* _Objective_: Every entry below must appear again, exactly as written.

* _Material supplied_:

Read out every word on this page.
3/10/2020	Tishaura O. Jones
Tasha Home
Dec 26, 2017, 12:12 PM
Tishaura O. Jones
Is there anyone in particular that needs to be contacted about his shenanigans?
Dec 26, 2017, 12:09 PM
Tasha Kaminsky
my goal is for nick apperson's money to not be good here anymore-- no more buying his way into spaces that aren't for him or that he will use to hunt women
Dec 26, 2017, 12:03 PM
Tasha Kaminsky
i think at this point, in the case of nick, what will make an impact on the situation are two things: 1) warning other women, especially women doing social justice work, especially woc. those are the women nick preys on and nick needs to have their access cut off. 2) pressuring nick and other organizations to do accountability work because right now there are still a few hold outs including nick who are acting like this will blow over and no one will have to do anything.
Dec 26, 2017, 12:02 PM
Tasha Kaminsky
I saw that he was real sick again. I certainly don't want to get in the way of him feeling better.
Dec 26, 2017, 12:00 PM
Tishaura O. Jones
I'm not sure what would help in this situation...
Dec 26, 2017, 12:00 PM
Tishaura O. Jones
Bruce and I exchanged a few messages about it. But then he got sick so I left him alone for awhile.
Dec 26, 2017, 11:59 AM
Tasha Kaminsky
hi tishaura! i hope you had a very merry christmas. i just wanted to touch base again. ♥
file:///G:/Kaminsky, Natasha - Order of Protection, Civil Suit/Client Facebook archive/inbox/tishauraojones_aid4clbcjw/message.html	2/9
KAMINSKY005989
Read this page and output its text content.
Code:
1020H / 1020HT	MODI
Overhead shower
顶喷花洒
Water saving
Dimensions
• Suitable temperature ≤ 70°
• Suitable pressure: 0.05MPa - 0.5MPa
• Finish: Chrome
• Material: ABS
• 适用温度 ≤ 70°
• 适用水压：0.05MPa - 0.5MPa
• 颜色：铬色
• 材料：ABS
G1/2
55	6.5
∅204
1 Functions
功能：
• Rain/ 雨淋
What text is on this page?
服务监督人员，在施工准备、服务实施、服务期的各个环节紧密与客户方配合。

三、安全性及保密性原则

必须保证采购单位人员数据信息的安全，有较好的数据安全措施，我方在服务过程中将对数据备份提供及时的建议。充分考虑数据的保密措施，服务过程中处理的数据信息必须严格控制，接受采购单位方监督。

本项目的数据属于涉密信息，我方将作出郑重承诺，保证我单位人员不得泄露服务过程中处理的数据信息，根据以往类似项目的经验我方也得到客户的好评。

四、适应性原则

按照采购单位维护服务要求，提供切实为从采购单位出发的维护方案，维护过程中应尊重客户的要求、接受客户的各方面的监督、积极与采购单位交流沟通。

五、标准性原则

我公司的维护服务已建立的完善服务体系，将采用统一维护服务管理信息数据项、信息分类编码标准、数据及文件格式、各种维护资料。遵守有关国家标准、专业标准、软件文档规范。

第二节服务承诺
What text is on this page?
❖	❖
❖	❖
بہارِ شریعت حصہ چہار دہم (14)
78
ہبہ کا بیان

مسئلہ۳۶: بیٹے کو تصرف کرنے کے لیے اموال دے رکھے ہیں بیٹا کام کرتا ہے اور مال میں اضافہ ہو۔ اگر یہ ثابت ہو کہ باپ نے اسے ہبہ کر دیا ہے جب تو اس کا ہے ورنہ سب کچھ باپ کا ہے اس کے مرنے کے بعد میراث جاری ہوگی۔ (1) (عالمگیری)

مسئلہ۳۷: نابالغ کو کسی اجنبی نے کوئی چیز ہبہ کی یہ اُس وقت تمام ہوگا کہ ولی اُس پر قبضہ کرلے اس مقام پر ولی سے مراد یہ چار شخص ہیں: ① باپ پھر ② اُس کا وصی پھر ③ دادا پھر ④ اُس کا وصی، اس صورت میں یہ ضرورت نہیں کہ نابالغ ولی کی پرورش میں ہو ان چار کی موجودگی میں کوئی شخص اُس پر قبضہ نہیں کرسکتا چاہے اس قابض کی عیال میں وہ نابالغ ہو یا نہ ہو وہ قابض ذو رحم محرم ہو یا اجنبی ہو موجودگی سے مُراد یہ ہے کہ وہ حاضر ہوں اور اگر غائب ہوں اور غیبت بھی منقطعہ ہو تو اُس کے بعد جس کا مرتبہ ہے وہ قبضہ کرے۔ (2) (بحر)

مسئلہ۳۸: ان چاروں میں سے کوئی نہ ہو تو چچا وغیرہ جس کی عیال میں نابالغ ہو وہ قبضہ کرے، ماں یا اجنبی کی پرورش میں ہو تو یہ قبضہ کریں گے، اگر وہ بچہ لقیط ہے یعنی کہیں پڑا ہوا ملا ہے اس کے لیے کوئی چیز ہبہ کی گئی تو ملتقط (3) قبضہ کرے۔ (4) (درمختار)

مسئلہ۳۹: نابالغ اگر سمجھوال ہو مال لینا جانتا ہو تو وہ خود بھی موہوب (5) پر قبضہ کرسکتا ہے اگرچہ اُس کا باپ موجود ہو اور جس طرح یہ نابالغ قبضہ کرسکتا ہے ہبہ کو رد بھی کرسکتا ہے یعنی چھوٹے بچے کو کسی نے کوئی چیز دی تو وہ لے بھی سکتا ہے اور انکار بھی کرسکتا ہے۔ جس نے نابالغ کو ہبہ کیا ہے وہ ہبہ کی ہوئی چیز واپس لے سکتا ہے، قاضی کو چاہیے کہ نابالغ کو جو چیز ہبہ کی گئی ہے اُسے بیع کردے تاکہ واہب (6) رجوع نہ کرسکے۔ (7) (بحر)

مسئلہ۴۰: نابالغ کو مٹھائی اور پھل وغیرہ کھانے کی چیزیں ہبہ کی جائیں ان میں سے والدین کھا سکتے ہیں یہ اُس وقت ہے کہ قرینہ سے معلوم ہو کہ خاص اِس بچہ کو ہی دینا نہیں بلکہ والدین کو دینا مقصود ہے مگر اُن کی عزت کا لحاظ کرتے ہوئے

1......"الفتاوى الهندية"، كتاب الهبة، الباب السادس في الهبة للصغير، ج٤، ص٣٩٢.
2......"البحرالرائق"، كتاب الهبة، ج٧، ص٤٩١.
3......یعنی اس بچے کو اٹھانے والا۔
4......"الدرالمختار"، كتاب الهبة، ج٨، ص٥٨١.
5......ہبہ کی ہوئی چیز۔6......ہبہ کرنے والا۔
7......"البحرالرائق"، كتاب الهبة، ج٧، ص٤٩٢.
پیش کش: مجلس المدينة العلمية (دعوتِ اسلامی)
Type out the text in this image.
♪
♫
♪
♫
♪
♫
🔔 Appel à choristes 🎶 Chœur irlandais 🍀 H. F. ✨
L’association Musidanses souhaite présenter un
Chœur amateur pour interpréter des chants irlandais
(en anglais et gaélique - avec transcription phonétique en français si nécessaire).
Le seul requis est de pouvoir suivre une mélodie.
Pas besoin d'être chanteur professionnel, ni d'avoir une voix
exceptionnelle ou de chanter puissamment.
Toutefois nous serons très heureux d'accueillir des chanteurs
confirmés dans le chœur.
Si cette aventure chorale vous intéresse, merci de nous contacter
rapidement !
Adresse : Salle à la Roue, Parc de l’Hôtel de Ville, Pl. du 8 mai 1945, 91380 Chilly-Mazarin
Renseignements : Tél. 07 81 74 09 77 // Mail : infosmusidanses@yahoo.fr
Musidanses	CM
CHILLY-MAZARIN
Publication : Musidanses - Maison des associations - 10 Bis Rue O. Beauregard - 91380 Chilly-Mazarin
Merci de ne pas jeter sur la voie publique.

* _Worked answer_:
Read out every word on this page.
3/10/2020	Tishaura O. Jones
Tasha Home
Dec 26, 2017, 12:12 PM
Tishaura O. Jones
Is there anyone in particular that needs to be contacted about his shenanigans?
Dec 26, 2017, 12:09 PM
Tasha Kaminsky
my goal is for nick apperson's money to not be good here anymore-- no more buying his way into spaces that aren't for him or that he will use to hunt women
Dec 26, 2017, 12:03 PM
Tasha Kaminsky
i think at this point, in the case of nick, what will make an impact on the situation are two things: 1) warning other women, especially women doing social justice work, especially woc. those are the women nick preys on and nick needs to have their access cut off. 2) pressuring nick and other organizations to do accountability work because right now there are still a few hold outs including nick who are acting like this will blow over and no one will have to do anything.
Dec 26, 2017, 12:02 PM
Tasha Kaminsky
I saw that he was real sick again. I certainly don't want to get in the way of him feeling better.
Dec 26, 2017, 12:00 PM
Tishaura O. Jones
I'm not sure what would help in this situation...
Dec 26, 2017, 12:00 PM
Tishaura O. Jones
Bruce and I exchanged a few messages about it. But then he got sick so I left him alone for awhile.
Dec 26, 2017, 11:59 AM
Tasha Kaminsky
hi tishaura! i hope you had a very merry christmas. i just wanted to touch base again. ♥
file:///G:/Kaminsky, Natasha - Order of Protection, Civil Suit/Client Facebook archive/inbox/tishauraojones_aid4clbcjw/message.html	2/9
KAMINSKY005989
Read this page and output its text content.
Code:
1020H / 1020HT	MODI
Overhead shower
顶喷花洒
Water saving
Dimensions
• Suitable temperature ≤ 70°
• Suitable pressure: 0.05MPa - 0.5MPa
• Finish: Chrome
• Material: ABS
• 适用温度 ≤ 70°
• 适用水压：0.05MPa - 0.5MPa
• 颜色：铬色
• 材料：ABS
G1/2
55	6.5
∅204
1 Functions
功能：
• Rain/ 雨淋
What text is on this page?
服务监督人员，在施工准备、服务实施、服务期的各个环节紧密与客户方配合。

三、安全性及保密性原则

必须保证采购单位人员数据信息的安全，有较好的数据安全措施，我方在服务过程中将对数据备份提供及时的建议。充分考虑数据的保密措施，服务过程中处理的数据信息必须严格控制，接受采购单位方监督。

本项目的数据属于涉密信息，我方将作出郑重承诺，保证我单位人员不得泄露服务过程中处理的数据信息，根据以往类似项目的经验我方也得到客户的好评。

四、适应性原则

按照采购单位维护服务要求，提供切实为从采购单位出发的维护方案，维护过程中应尊重客户的要求、接受客户的各方面的监督、积极与采购单位交流沟通。

五、标准性原则

我公司的维护服务已建立的完善服务体系，将采用统一维护服务管理信息数据项、信息分类编码标准、数据及文件格式、各种维护资料。遵守有关国家标准、专业标准、软件文档规范。

第二节服务承诺
What text is on this page?
❖	❖
❖	❖
بہارِ شریعت حصہ چہار دہم (14)
78
ہبہ کا بیان

مسئلہ۳۶: بیٹے کو تصرف کرنے کے لیے اموال دے رکھے ہیں بیٹا کام کرتا ہے اور مال میں اضافہ ہو۔ اگر یہ ثابت ہو کہ باپ نے اسے ہبہ کر دیا ہے جب تو اس کا ہے ورنہ سب کچھ باپ کا ہے اس کے مرنے کے بعد میراث جاری ہوگی۔ (1) (عالمگیری)

مسئلہ۳۷: نابالغ کو کسی اجنبی نے کوئی چیز ہبہ کی یہ اُس وقت تمام ہوگا کہ ولی اُس پر قبضہ کرلے اس مقام پر ولی سے مراد یہ چار شخص ہیں: ① باپ پھر ② اُس کا وصی پھر ③ دادا پھر ④ اُس کا وصی، اس صورت میں یہ ضرورت نہیں کہ نابالغ ولی کی پرورش میں ہو ان چار کی موجودگی میں کوئی شخص اُس پر قبضہ نہیں کرسکتا چاہے اس قابض کی عیال میں وہ نابالغ ہو یا نہ ہو وہ قابض ذو رحم محرم ہو یا اجنبی ہو موجودگی سے مُراد یہ ہے کہ وہ حاضر ہوں اور اگر غائب ہوں اور غیبت بھی منقطعہ ہو تو اُس کے بعد جس کا مرتبہ ہے وہ قبضہ کرے۔ (2) (بحر)

مسئلہ۳۸: ان چاروں میں سے کوئی نہ ہو تو چچا وغیرہ جس کی عیال میں نابالغ ہو وہ قبضہ کرے، ماں یا اجنبی کی پرورش میں ہو تو یہ قبضہ کریں گے، اگر وہ بچہ لقیط ہے یعنی کہیں پڑا ہوا ملا ہے اس کے لیے کوئی چیز ہبہ کی گئی تو ملتقط (3) قبضہ کرے۔ (4) (درمختار)

مسئلہ۳۹: نابالغ اگر سمجھوال ہو مال لینا جانتا ہو تو وہ خود بھی موہوب (5) پر قبضہ کرسکتا ہے اگرچہ اُس کا باپ موجود ہو اور جس طرح یہ نابالغ قبضہ کرسکتا ہے ہبہ کو رد بھی کرسکتا ہے یعنی چھوٹے بچے کو کسی نے کوئی چیز دی تو وہ لے بھی سکتا ہے اور انکار بھی کرسکتا ہے۔ جس نے نابالغ کو ہبہ کیا ہے وہ ہبہ کی ہوئی چیز واپس لے سکتا ہے، قاضی کو چاہیے کہ نابالغ کو جو چیز ہبہ کی گئی ہے اُسے بیع کردے تاکہ واہب (6) رجوع نہ کرسکے۔ (7) (بحر)

مسئلہ۴۰: نابالغ کو مٹھائی اور پھل وغیرہ کھانے کی چیزیں ہبہ کی جائیں ان میں سے والدین کھا سکتے ہیں یہ اُس وقت ہے کہ قرینہ سے معلوم ہو کہ خاص اِس بچہ کو ہی دینا نہیں بلکہ والدین کو دینا مقصود ہے مگر اُن کی عزت کا لحاظ کرتے ہوئے

1......"الفتاوى الهندية"، كتاب الهبة، الباب السادس في الهبة للصغير، ج٤، ص٣٩٢.
2......"البحرالرائق"، كتاب الهبة، ج٧، ص٤٩١.
3......یعنی اس بچے کو اٹھانے والا۔
4......"الدرالمختار"، كتاب الهبة، ج٨، ص٥٨١.
5......ہبہ کی ہوئی چیز۔6......ہبہ کرنے والا۔
7......"البحرالرائق"، كتاب الهبة، ج٧، ص٤٩٢.
پیش کش: مجلس المدينة العلمية (دعوتِ اسلامی)
Type out the text in this image.
♪
♫
♪
♫
♪
♫
🔔 Appel à choristes 🎶 Chœur irlandais 🍀 H. F. ✨
L’association Musidanses souhaite présenter un
Chœur amateur pour interpréter des chants irlandais
(en anglais et gaélique - avec transcription phonétique en français si nécessaire).
Le seul requis est de pouvoir suivre une mélodie.
Pas besoin d'être chanteur professionnel, ni d'avoir une voix
exceptionnelle ou de chanter puissamment.
Toutefois nous serons très heureux d'accueillir des chanteurs
confirmés dans le chœur.
Si cette aventure chorale vous intéresse, merci de nous contacter
rapidement !
Adresse : Salle à la Roue, Parc de l’Hôtel de Ville, Pl. du 8 mai 1945, 91380 Chilly-Mazarin
Renseignements : Tél. 07 81 74 09 77 // Mail : infosmusidanses@yahoo.fr
Musidanses	CM
CHILLY-MAZARIN
Publication : Musidanses - Maison des associations - 10 Bis Rue O. Beauregard - 91380 Chilly-Mazarin
Merci de ne pas jeter sur la voie publique.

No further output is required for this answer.